Available records>
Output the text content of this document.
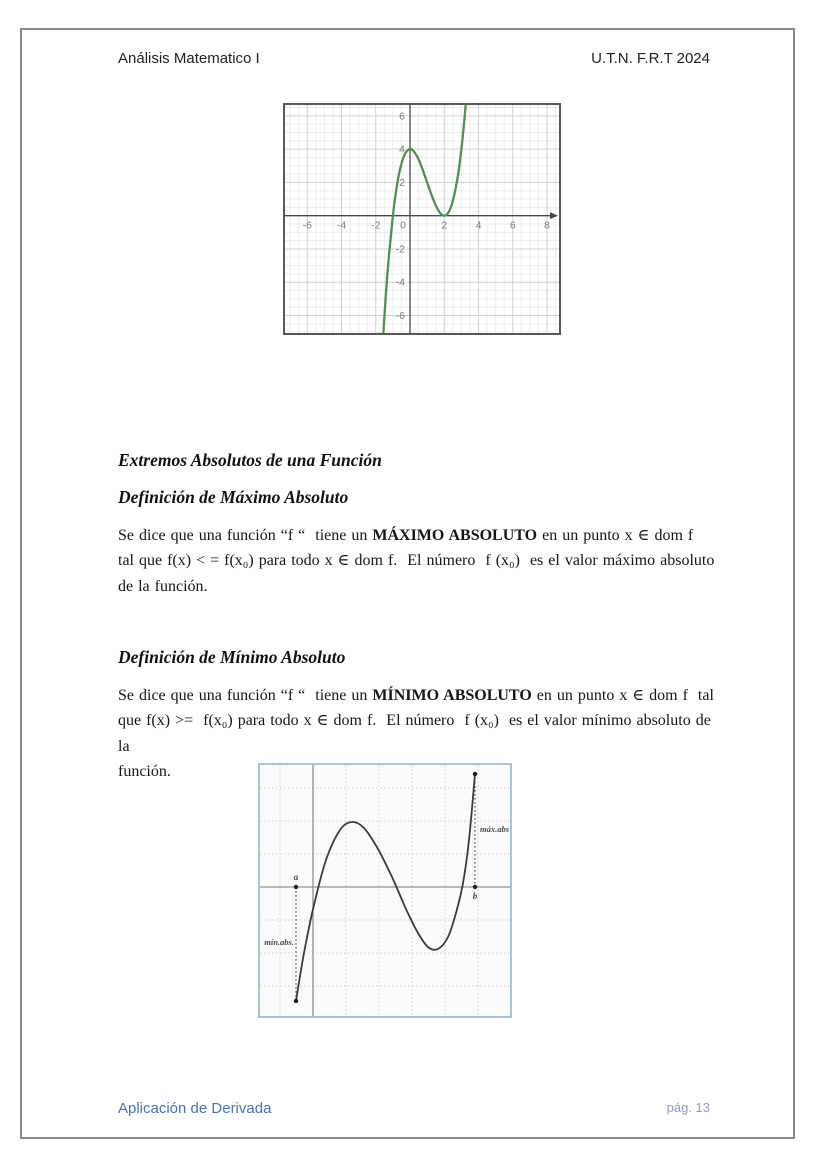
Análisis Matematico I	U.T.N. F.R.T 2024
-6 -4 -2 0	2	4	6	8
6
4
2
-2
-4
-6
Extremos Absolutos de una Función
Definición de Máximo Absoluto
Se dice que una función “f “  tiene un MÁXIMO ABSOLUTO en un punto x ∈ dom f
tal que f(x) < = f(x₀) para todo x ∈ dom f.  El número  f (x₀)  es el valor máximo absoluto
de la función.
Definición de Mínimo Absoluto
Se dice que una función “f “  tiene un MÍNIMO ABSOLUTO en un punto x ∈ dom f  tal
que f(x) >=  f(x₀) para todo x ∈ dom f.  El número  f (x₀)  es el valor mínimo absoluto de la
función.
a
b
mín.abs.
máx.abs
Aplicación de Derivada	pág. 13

Work required> Gather up every line from the listing above in which the word "todo" occurs.

Solution for this exercise>
tal que f(x) < = f(x₀) para todo x ∈ dom f.  El número  f (x₀)  es el valor máximo absoluto
que f(x) >=  f(x₀) para todo x ∈ dom f.  El número  f (x₀)  es el valor mínimo absoluto de la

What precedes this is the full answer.